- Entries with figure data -
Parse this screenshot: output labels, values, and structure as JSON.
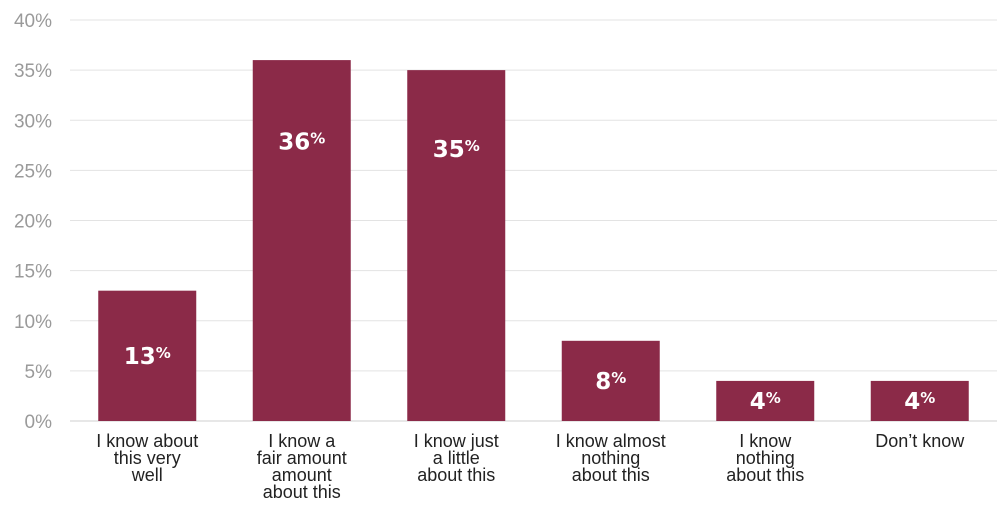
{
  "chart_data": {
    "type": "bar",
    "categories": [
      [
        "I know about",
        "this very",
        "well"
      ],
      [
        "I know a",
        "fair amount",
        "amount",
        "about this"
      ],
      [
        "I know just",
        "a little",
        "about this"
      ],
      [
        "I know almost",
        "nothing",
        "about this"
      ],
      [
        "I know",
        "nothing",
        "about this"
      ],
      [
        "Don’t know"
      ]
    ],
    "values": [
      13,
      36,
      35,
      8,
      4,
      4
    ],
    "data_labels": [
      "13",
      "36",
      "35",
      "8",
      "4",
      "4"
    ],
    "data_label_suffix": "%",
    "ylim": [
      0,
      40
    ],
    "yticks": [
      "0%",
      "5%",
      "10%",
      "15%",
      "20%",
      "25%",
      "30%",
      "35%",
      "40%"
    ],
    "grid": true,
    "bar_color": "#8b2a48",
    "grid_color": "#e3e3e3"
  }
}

- Directive -
Look through the lines above and collect those with the word "know".

- Reply to the exercise -
        "I know about",
        "I know a",
        "I know just",
        "I know almost",
        "I know",
        "Don’t know"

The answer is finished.